Goal 1:
Summarize the passage about Addi Panter in two sentences.

Selected passage:
--------
Little Girl in Church Praying

Addi Panter – Finding Freedom

A young girl skips into the church building, holding her father’s hand. People smile, shake hands, clap shoulders. They discuss the unseasonably warm winter, the Cowboys’ upcoming rumble, and Laverne and Lonnie’s unrelenting flu. Hands pat the girl on the head, accompanied by remarks that she has surely grown in the last week. After a few moments, everyone takes their seats—the same seats they took the week before, and the week before that.

A solitary male voice begins to echo in the sanctuary—no instrumentation accompanying his booming baritone. The congregants create an a cappella chorus which swells to fill the room. The little girl joins them, her sweet soprano still growing, still maturing. She understands enough about music to know that she has a gift. She also understands enough about church to know that she will never use her gift in the same way as the man at the front of the room—she does not belong there.

Addi Panter grew up knowing the Lord, and knowing how he had gifted her: through song. She always knew that God gave her this voice as a tool to worship him, but in her church tradition, worship for women could only look one particular way.

She says, “Worship for me growing up was a very specific experience, and it did not include me as part of the leadership.”

Exclusion in this type of tradition often manifests in covert ways—men and boys lead prayers and committees, while women and girls have opportunities to commit to bringing a casserole to the next Wednesday potluck. Overt rejection for Addi in her church experience came in the form of a strict “no” whenever she expressed a desire to enter into the worship-leading space.

Still, Addi looked for whatever places she could to use her gift. In addition to singing with her church body during Sunday services, she also performed a cappella gospel with her family. She studied voice in college, worked in the music industry as a studio vocalist, and traveled with wedding bands, cover bands—you name it. She remembers striving to worship fully in those places, but any worship she gave felt incomplete.

Take Away My Gift

Eventually, her relationship with her gift became strained. At one point, she begged God to take it away from her.

She says, “It had been conditioned into a performance measure—used to get attention, affirmation, approval, from so many people in my life. I wanted to renew my mind, yet my gift continually reminded me of my humanness and my lack of intimacy with the Father.”

Tradition had crammed Addi’s talent into one box, and stuffed worship into another. Her voice could manifest the beauty and splendor of the King, but could not lead others to him. A spiritual shift occurred for Addi when, at the age of thirty, she took a leap of faith and
enrolled in worship school. As she learned more about God’s heart for worship, years of lies and hurt that had woven themselves around her heart began to unravel.

She remembers, “In worship school I finally allowed myself to grieve the fact that I could sing in clubs and bars and casinos, stand on my feet for four hours and entertain—but to use my gift to lead a body of believers into
the presence of God on a Sunday was literally considered a sin.”

Women and Worship in Corinth

The God she encountered studying worship not only allowed her into the space of leadership, but beckoned her there. She found for the first time that she could use her gift within the context she had always longed for—ushering people to the throne of God. She discovered
that her gift didn’t have to exist only in performance, but could bring her into true intimacy with her creator. In her words, “I didn’t know I could taste this kind of freedom with the gift he gave me. And to give it away to him, for him…changed my life.”
--------
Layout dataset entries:
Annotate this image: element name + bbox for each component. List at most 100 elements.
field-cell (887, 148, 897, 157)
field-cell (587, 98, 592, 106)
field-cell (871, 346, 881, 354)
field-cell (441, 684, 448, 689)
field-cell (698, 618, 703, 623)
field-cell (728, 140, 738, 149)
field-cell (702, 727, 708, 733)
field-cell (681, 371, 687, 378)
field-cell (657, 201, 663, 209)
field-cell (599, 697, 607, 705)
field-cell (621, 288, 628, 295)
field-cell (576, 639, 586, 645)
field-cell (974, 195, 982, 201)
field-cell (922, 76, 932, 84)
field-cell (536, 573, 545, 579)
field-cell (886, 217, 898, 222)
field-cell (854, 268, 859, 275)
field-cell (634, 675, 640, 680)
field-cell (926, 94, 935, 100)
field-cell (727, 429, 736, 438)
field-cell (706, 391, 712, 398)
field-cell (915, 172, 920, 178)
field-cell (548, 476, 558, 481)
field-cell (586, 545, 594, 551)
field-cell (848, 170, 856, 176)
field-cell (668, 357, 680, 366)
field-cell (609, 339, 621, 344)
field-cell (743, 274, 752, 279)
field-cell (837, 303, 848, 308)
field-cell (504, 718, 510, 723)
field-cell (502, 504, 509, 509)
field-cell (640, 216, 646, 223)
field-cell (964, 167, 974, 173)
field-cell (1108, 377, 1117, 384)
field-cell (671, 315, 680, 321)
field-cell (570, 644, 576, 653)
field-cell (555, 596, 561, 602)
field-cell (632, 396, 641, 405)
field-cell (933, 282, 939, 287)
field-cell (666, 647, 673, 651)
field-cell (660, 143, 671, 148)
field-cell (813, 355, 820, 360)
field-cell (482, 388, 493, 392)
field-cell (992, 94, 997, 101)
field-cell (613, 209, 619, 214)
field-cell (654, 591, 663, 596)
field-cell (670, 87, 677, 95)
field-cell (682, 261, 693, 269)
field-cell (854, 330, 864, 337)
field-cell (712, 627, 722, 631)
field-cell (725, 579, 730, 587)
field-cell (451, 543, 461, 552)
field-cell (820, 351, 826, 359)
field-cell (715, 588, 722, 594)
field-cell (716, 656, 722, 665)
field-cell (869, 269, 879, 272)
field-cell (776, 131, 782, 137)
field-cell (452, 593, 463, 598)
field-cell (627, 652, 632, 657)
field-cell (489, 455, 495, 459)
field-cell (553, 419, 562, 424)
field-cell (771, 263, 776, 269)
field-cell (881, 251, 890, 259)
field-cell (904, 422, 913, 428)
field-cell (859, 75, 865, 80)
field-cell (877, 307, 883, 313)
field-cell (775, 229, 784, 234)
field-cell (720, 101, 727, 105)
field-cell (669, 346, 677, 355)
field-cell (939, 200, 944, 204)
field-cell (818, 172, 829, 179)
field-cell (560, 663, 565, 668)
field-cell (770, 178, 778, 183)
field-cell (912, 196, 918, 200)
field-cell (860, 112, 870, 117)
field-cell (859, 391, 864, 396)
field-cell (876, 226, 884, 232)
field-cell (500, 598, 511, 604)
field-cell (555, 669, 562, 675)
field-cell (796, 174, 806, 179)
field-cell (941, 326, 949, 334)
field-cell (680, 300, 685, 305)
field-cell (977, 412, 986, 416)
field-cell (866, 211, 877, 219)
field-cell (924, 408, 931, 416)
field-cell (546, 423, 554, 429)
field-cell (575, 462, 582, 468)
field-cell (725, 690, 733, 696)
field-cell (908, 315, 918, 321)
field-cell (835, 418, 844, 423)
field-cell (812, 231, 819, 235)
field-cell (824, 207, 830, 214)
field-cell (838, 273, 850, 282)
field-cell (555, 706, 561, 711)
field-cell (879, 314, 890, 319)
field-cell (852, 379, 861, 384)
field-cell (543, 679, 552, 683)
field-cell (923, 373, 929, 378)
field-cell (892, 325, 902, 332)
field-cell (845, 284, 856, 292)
--------
Goal 2:
Reproduce the records word for word, starting at their first line and ending at the line that contains "field-cell (698, 618, 703, 623)", with both of those lines included.

Exercise answer 1:
Addi Panter grew up in a church tradition where women could not lead worship, and although she sang a cappella gospel with her family, worked as a studio vocalist and traveled with bands, her worship felt incomplete and she once begged God to take her gift away. At thirty she enrolled in worship school, where she grieved that exclusion and found that God beckoned her into worship leadership, giving her freedom and true intimacy with her creator.

Exercise answer 2:
Annotate this image: element name + bbox for each component. List at most 100 elements.
field-cell (887, 148, 897, 157)
field-cell (587, 98, 592, 106)
field-cell (871, 346, 881, 354)
field-cell (441, 684, 448, 689)
field-cell (698, 618, 703, 623)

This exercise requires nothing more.